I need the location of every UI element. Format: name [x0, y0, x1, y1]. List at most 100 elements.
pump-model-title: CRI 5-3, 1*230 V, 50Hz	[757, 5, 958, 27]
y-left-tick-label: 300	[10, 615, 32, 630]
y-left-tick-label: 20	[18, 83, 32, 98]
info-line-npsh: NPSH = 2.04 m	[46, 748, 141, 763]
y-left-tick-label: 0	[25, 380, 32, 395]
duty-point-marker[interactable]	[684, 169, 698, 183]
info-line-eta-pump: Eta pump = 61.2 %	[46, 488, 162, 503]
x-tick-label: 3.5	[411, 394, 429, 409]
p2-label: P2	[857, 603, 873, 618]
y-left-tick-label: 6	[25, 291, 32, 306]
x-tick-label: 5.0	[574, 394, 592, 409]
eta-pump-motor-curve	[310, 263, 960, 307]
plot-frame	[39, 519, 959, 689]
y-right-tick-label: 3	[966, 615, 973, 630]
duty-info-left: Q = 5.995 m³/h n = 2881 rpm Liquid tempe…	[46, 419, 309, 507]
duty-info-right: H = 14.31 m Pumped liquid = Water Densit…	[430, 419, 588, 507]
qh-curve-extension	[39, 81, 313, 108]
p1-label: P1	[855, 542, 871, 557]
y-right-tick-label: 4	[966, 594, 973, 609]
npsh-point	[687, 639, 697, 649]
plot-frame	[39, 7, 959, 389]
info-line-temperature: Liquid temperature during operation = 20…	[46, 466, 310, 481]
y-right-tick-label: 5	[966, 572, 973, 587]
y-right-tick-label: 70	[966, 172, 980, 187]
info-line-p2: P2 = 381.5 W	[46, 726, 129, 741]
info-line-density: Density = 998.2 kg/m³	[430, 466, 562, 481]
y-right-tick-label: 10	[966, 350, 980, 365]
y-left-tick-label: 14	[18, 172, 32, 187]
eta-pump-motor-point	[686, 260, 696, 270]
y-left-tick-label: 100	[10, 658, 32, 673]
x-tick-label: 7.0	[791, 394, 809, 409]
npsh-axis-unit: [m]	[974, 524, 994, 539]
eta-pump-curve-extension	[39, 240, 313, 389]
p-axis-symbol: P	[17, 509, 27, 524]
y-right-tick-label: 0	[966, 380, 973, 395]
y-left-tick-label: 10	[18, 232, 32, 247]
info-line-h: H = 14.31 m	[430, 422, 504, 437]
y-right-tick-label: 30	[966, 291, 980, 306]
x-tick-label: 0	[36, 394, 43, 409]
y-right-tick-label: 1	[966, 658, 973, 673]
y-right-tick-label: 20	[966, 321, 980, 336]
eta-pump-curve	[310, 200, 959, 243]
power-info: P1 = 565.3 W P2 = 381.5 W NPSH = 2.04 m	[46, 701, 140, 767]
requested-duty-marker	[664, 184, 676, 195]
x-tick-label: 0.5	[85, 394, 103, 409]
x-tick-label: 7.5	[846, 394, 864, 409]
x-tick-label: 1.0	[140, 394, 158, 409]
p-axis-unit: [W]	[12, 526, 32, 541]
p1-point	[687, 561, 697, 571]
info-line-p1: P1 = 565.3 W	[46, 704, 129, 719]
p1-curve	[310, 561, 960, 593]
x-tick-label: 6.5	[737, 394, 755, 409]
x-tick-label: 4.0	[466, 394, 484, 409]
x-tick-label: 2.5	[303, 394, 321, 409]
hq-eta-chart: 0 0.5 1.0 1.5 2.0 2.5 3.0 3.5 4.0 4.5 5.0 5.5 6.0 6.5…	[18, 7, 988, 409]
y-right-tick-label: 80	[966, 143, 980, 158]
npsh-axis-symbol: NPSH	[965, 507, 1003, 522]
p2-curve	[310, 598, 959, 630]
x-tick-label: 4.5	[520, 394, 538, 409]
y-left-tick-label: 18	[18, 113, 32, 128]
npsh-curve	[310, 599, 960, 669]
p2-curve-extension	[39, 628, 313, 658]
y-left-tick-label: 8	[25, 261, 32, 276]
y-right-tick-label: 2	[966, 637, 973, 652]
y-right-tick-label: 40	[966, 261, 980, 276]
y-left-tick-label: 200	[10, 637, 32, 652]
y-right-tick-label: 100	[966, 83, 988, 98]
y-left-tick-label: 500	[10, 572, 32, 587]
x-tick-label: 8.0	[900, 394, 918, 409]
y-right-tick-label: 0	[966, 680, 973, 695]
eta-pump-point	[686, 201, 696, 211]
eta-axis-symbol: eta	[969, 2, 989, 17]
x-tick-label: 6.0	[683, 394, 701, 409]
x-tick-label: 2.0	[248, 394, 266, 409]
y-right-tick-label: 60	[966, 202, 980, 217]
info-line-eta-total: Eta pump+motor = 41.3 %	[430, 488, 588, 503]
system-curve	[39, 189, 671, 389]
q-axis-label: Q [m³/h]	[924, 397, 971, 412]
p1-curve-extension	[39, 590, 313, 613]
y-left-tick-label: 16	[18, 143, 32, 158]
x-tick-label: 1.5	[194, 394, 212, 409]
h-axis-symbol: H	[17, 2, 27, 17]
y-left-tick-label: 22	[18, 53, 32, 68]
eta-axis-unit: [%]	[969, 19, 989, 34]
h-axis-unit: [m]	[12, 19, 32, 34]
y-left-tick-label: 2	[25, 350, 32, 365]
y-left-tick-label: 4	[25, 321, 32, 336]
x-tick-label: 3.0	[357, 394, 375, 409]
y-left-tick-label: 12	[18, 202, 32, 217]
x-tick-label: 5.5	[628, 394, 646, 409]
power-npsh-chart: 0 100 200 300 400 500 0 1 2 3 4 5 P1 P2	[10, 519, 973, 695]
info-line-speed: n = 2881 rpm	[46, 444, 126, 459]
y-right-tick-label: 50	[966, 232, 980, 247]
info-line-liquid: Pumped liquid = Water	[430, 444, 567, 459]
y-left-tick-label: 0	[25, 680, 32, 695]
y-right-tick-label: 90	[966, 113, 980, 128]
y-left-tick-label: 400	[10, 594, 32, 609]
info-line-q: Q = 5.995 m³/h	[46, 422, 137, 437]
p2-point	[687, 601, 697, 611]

#####

### [DIRECTION]
Rename "y-left-tick-label" to "left-axis-tick" throughout all the records above, and reproduce them with nothing else changed.

### [THE RESULT]
I need the location of every UI element. Format: name [x0, y0, x1, y1]. List at most 100 elements.
pump-model-title: CRI 5-3, 1*230 V, 50Hz	[757, 5, 958, 27]
left-axis-tick: 300	[10, 615, 32, 630]
left-axis-tick: 20	[18, 83, 32, 98]
info-line-npsh: NPSH = 2.04 m	[46, 748, 141, 763]
left-axis-tick: 0	[25, 380, 32, 395]
duty-point-marker[interactable]	[684, 169, 698, 183]
info-line-eta-pump: Eta pump = 61.2 %	[46, 488, 162, 503]
x-tick-label: 3.5	[411, 394, 429, 409]
p2-label: P2	[857, 603, 873, 618]
left-axis-tick: 6	[25, 291, 32, 306]
x-tick-label: 5.0	[574, 394, 592, 409]
eta-pump-motor-curve	[310, 263, 960, 307]
plot-frame	[39, 519, 959, 689]
y-right-tick-label: 3	[966, 615, 973, 630]
duty-info-left: Q = 5.995 m³/h n = 2881 rpm Liquid tempe…	[46, 419, 309, 507]
duty-info-right: H = 14.31 m Pumped liquid = Water Densit…	[430, 419, 588, 507]
qh-curve-extension	[39, 81, 313, 108]
p1-label: P1	[855, 542, 871, 557]
y-right-tick-label: 4	[966, 594, 973, 609]
npsh-point	[687, 639, 697, 649]
plot-frame	[39, 7, 959, 389]
info-line-temperature: Liquid temperature during operation = 20…	[46, 466, 310, 481]
y-right-tick-label: 5	[966, 572, 973, 587]
y-right-tick-label: 70	[966, 172, 980, 187]
info-line-p2: P2 = 381.5 W	[46, 726, 129, 741]
info-line-density: Density = 998.2 kg/m³	[430, 466, 562, 481]
y-right-tick-label: 10	[966, 350, 980, 365]
left-axis-tick: 14	[18, 172, 32, 187]
eta-pump-motor-point	[686, 260, 696, 270]
left-axis-tick: 100	[10, 658, 32, 673]
x-tick-label: 7.0	[791, 394, 809, 409]
npsh-axis-unit: [m]	[974, 524, 994, 539]
eta-pump-curve-extension	[39, 240, 313, 389]
p-axis-symbol: P	[17, 509, 27, 524]
y-right-tick-label: 0	[966, 380, 973, 395]
left-axis-tick: 10	[18, 232, 32, 247]
info-line-h: H = 14.31 m	[430, 422, 504, 437]
y-right-tick-label: 30	[966, 291, 980, 306]
x-tick-label: 0	[36, 394, 43, 409]
y-right-tick-label: 1	[966, 658, 973, 673]
y-right-tick-label: 20	[966, 321, 980, 336]
eta-pump-curve	[310, 200, 959, 243]
power-info: P1 = 565.3 W P2 = 381.5 W NPSH = 2.04 m	[46, 701, 140, 767]
requested-duty-marker	[664, 184, 676, 195]
x-tick-label: 0.5	[85, 394, 103, 409]
x-tick-label: 7.5	[846, 394, 864, 409]
x-tick-label: 1.0	[140, 394, 158, 409]
p-axis-unit: [W]	[12, 526, 32, 541]
p1-point	[687, 561, 697, 571]
info-line-p1: P1 = 565.3 W	[46, 704, 129, 719]
p1-curve	[310, 561, 960, 593]
x-tick-label: 6.5	[737, 394, 755, 409]
x-tick-label: 4.0	[466, 394, 484, 409]
x-tick-label: 2.5	[303, 394, 321, 409]
hq-eta-chart: 0 0.5 1.0 1.5 2.0 2.5 3.0 3.5 4.0 4.5 5.0 5.5 6.0 6.5…	[18, 7, 988, 409]
y-right-tick-label: 80	[966, 143, 980, 158]
npsh-axis-symbol: NPSH	[965, 507, 1003, 522]
p2-curve	[310, 598, 959, 630]
x-tick-label: 4.5	[520, 394, 538, 409]
left-axis-tick: 18	[18, 113, 32, 128]
npsh-curve	[310, 599, 960, 669]
p2-curve-extension	[39, 628, 313, 658]
left-axis-tick: 8	[25, 261, 32, 276]
y-right-tick-label: 2	[966, 637, 973, 652]
y-right-tick-label: 40	[966, 261, 980, 276]
left-axis-tick: 200	[10, 637, 32, 652]
y-right-tick-label: 100	[966, 83, 988, 98]
left-axis-tick: 500	[10, 572, 32, 587]
x-tick-label: 8.0	[900, 394, 918, 409]
y-right-tick-label: 0	[966, 680, 973, 695]
eta-pump-point	[686, 201, 696, 211]
eta-axis-symbol: eta	[969, 2, 989, 17]
x-tick-label: 6.0	[683, 394, 701, 409]
x-tick-label: 2.0	[248, 394, 266, 409]
y-right-tick-label: 60	[966, 202, 980, 217]
info-line-eta-total: Eta pump+motor = 41.3 %	[430, 488, 588, 503]
system-curve	[39, 189, 671, 389]
q-axis-label: Q [m³/h]	[924, 397, 971, 412]
p1-curve-extension	[39, 590, 313, 613]
left-axis-tick: 16	[18, 143, 32, 158]
x-tick-label: 1.5	[194, 394, 212, 409]
h-axis-symbol: H	[17, 2, 27, 17]
left-axis-tick: 22	[18, 53, 32, 68]
eta-axis-unit: [%]	[969, 19, 989, 34]
h-axis-unit: [m]	[12, 19, 32, 34]
left-axis-tick: 2	[25, 350, 32, 365]
left-axis-tick: 4	[25, 321, 32, 336]
x-tick-label: 3.0	[357, 394, 375, 409]
left-axis-tick: 12	[18, 202, 32, 217]
x-tick-label: 5.5	[628, 394, 646, 409]
power-npsh-chart: 0 100 200 300 400 500 0 1 2 3 4 5 P1 P2	[10, 519, 973, 695]
info-line-speed: n = 2881 rpm	[46, 444, 126, 459]
y-right-tick-label: 50	[966, 232, 980, 247]
info-line-liquid: Pumped liquid = Water	[430, 444, 567, 459]
left-axis-tick: 0	[25, 680, 32, 695]
y-right-tick-label: 90	[966, 113, 980, 128]
left-axis-tick: 400	[10, 594, 32, 609]
info-line-q: Q = 5.995 m³/h	[46, 422, 137, 437]
p2-point	[687, 601, 697, 611]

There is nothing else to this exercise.